* WHAT IS REQUIRED *
Reproduce all entries word for word.

*** EXTRACTED ENTRIES ***

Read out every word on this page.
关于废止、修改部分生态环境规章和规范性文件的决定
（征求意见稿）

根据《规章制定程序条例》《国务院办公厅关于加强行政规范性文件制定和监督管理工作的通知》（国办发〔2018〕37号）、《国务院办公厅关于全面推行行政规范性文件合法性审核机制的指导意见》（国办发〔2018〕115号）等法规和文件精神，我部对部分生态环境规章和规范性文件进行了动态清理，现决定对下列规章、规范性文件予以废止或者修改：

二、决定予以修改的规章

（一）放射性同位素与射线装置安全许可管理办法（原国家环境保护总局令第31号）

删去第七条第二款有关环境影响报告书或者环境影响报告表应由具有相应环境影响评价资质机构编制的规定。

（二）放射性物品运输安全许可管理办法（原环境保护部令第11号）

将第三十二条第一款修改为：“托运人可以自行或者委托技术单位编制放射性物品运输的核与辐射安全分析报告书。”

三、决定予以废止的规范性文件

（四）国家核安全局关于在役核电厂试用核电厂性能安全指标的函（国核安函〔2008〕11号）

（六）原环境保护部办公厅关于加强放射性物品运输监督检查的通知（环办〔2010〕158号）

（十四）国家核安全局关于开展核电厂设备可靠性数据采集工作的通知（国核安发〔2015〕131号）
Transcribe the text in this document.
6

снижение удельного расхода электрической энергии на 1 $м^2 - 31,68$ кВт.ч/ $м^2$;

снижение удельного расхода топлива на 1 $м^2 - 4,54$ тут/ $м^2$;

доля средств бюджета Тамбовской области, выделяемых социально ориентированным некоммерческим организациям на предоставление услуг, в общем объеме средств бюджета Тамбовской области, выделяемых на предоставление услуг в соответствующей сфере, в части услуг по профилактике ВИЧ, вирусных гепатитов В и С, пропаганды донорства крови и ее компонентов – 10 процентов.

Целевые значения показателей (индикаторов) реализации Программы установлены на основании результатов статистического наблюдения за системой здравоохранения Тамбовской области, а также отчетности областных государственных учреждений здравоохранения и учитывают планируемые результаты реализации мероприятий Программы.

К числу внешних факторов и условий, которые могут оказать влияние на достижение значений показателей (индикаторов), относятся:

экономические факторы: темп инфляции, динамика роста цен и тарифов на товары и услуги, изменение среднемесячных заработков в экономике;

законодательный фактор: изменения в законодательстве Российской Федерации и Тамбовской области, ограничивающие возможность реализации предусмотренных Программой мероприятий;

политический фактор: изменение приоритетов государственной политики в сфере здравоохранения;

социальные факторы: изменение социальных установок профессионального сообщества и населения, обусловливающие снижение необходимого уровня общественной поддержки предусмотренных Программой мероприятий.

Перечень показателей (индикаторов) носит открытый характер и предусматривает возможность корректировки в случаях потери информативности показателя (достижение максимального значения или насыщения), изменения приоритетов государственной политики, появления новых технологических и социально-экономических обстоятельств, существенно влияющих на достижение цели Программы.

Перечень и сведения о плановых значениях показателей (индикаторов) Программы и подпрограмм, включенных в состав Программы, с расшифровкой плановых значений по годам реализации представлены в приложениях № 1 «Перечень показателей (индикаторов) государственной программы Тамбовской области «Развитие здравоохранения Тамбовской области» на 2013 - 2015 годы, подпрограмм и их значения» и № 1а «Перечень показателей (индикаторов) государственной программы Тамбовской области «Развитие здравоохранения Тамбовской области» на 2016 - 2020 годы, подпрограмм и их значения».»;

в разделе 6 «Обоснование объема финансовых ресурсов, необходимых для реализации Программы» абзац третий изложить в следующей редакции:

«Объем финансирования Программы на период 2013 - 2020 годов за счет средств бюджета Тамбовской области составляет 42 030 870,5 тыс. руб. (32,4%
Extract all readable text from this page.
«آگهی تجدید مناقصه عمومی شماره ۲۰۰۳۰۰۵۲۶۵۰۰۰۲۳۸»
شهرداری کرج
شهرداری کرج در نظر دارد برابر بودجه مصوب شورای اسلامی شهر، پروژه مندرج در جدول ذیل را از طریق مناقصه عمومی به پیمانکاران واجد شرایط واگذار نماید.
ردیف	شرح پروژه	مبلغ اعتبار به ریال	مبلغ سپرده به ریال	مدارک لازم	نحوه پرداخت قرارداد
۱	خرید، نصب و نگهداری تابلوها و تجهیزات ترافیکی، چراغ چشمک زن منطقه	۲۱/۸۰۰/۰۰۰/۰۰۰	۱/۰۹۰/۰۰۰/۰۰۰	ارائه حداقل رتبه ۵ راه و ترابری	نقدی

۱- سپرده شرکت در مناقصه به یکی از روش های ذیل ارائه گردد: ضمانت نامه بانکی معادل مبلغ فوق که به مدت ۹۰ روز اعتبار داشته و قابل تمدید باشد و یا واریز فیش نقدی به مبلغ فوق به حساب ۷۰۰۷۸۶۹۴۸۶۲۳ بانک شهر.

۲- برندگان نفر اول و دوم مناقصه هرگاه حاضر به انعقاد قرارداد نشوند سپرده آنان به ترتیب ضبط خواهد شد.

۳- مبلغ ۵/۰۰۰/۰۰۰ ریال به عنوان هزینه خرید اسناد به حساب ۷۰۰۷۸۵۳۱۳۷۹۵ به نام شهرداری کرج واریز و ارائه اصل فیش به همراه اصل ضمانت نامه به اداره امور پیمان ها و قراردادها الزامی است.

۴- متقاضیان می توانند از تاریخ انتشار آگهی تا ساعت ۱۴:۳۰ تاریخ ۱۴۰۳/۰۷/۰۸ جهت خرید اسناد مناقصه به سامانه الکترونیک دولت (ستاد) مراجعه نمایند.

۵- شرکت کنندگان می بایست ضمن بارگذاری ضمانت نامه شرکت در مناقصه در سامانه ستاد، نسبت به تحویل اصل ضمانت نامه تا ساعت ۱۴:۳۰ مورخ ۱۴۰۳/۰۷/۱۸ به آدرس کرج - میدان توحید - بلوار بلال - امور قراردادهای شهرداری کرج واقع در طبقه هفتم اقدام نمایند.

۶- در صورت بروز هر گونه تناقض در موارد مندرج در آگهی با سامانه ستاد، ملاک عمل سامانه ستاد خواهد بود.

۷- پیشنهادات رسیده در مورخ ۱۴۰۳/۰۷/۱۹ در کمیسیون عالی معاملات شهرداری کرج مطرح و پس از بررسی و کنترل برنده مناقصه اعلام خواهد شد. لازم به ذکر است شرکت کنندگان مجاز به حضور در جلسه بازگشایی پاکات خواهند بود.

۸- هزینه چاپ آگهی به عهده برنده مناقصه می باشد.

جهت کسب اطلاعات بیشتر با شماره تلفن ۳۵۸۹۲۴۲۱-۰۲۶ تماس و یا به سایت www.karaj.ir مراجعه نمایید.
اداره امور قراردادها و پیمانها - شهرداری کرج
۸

***

* ANSWER BELOW *
Read out every word on this page.
关于废止、修改部分生态环境规章和规范性文件的决定
（征求意见稿）

根据《规章制定程序条例》《国务院办公厅关于加强行政规范性文件制定和监督管理工作的通知》（国办发〔2018〕37号）、《国务院办公厅关于全面推行行政规范性文件合法性审核机制的指导意见》（国办发〔2018〕115号）等法规和文件精神，我部对部分生态环境规章和规范性文件进行了动态清理，现决定对下列规章、规范性文件予以废止或者修改：

二、决定予以修改的规章

（一）放射性同位素与射线装置安全许可管理办法（原国家环境保护总局令第31号）

删去第七条第二款有关环境影响报告书或者环境影响报告表应由具有相应环境影响评价资质机构编制的规定。

（二）放射性物品运输安全许可管理办法（原环境保护部令第11号）

将第三十二条第一款修改为：“托运人可以自行或者委托技术单位编制放射性物品运输的核与辐射安全分析报告书。”

三、决定予以废止的规范性文件

（四）国家核安全局关于在役核电厂试用核电厂性能安全指标的函（国核安函〔2008〕11号）

（六）原环境保护部办公厅关于加强放射性物品运输监督检查的通知（环办〔2010〕158号）

（十四）国家核安全局关于开展核电厂设备可靠性数据采集工作的通知（国核安发〔2015〕131号）
Transcribe the text in this document.
6

снижение удельного расхода электрической энергии на 1 $м^2 - 31,68$ кВт.ч/ $м^2$;

снижение удельного расхода топлива на 1 $м^2 - 4,54$ тут/ $м^2$;

доля средств бюджета Тамбовской области, выделяемых социально ориентированным некоммерческим организациям на предоставление услуг, в общем объеме средств бюджета Тамбовской области, выделяемых на предоставление услуг в соответствующей сфере, в части услуг по профилактике ВИЧ, вирусных гепатитов В и С, пропаганды донорства крови и ее компонентов – 10 процентов.

Целевые значения показателей (индикаторов) реализации Программы установлены на основании результатов статистического наблюдения за системой здравоохранения Тамбовской области, а также отчетности областных государственных учреждений здравоохранения и учитывают планируемые результаты реализации мероприятий Программы.

К числу внешних факторов и условий, которые могут оказать влияние на достижение значений показателей (индикаторов), относятся:

экономические факторы: темп инфляции, динамика роста цен и тарифов на товары и услуги, изменение среднемесячных заработков в экономике;

законодательный фактор: изменения в законодательстве Российской Федерации и Тамбовской области, ограничивающие возможность реализации предусмотренных Программой мероприятий;

политический фактор: изменение приоритетов государственной политики в сфере здравоохранения;

социальные факторы: изменение социальных установок профессионального сообщества и населения, обусловливающие снижение необходимого уровня общественной поддержки предусмотренных Программой мероприятий.

Перечень показателей (индикаторов) носит открытый характер и предусматривает возможность корректировки в случаях потери информативности показателя (достижение максимального значения или насыщения), изменения приоритетов государственной политики, появления новых технологических и социально-экономических обстоятельств, существенно влияющих на достижение цели Программы.

Перечень и сведения о плановых значениях показателей (индикаторов) Программы и подпрограмм, включенных в состав Программы, с расшифровкой плановых значений по годам реализации представлены в приложениях № 1 «Перечень показателей (индикаторов) государственной программы Тамбовской области «Развитие здравоохранения Тамбовской области» на 2013 - 2015 годы, подпрограмм и их значения» и № 1а «Перечень показателей (индикаторов) государственной программы Тамбовской области «Развитие здравоохранения Тамбовской области» на 2016 - 2020 годы, подпрограмм и их значения».»;

в разделе 6 «Обоснование объема финансовых ресурсов, необходимых для реализации Программы» абзац третий изложить в следующей редакции:

«Объем финансирования Программы на период 2013 - 2020 годов за счет средств бюджета Тамбовской области составляет 42 030 870,5 тыс. руб. (32,4%
Extract all readable text from this page.
«آگهی تجدید مناقصه عمومی شماره ۲۰۰۳۰۰۵۲۶۵۰۰۰۲۳۸»
شهرداری کرج
شهرداری کرج در نظر دارد برابر بودجه مصوب شورای اسلامی شهر، پروژه مندرج در جدول ذیل را از طریق مناقصه عمومی به پیمانکاران واجد شرایط واگذار نماید.
ردیف	شرح پروژه	مبلغ اعتبار به ریال	مبلغ سپرده به ریال	مدارک لازم	نحوه پرداخت قرارداد
۱	خرید، نصب و نگهداری تابلوها و تجهیزات ترافیکی، چراغ چشمک زن منطقه	۲۱/۸۰۰/۰۰۰/۰۰۰	۱/۰۹۰/۰۰۰/۰۰۰	ارائه حداقل رتبه ۵ راه و ترابری	نقدی

۱- سپرده شرکت در مناقصه به یکی از روش های ذیل ارائه گردد: ضمانت نامه بانکی معادل مبلغ فوق که به مدت ۹۰ روز اعتبار داشته و قابل تمدید باشد و یا واریز فیش نقدی به مبلغ فوق به حساب ۷۰۰۷۸۶۹۴۸۶۲۳ بانک شهر.

۲- برندگان نفر اول و دوم مناقصه هرگاه حاضر به انعقاد قرارداد نشوند سپرده آنان به ترتیب ضبط خواهد شد.

۳- مبلغ ۵/۰۰۰/۰۰۰ ریال به عنوان هزینه خرید اسناد به حساب ۷۰۰۷۸۵۳۱۳۷۹۵ به نام شهرداری کرج واریز و ارائه اصل فیش به همراه اصل ضمانت نامه به اداره امور پیمان ها و قراردادها الزامی است.

۴- متقاضیان می توانند از تاریخ انتشار آگهی تا ساعت ۱۴:۳۰ تاریخ ۱۴۰۳/۰۷/۰۸ جهت خرید اسناد مناقصه به سامانه الکترونیک دولت (ستاد) مراجعه نمایند.

۵- شرکت کنندگان می بایست ضمن بارگذاری ضمانت نامه شرکت در مناقصه در سامانه ستاد، نسبت به تحویل اصل ضمانت نامه تا ساعت ۱۴:۳۰ مورخ ۱۴۰۳/۰۷/۱۸ به آدرس کرج - میدان توحید - بلوار بلال - امور قراردادهای شهرداری کرج واقع در طبقه هفتم اقدام نمایند.

۶- در صورت بروز هر گونه تناقض در موارد مندرج در آگهی با سامانه ستاد، ملاک عمل سامانه ستاد خواهد بود.

۷- پیشنهادات رسیده در مورخ ۱۴۰۳/۰۷/۱۹ در کمیسیون عالی معاملات شهرداری کرج مطرح و پس از بررسی و کنترل برنده مناقصه اعلام خواهد شد. لازم به ذکر است شرکت کنندگان مجاز به حضور در جلسه بازگشایی پاکات خواهند بود.

۸- هزینه چاپ آگهی به عهده برنده مناقصه می باشد.

جهت کسب اطلاعات بیشتر با شماره تلفن ۳۵۸۹۲۴۲۱-۰۲۶ تماس و یا به سایت www.karaj.ir مراجعه نمایید.
اداره امور قراردادها و پیمانها - شهرداری کرج
۸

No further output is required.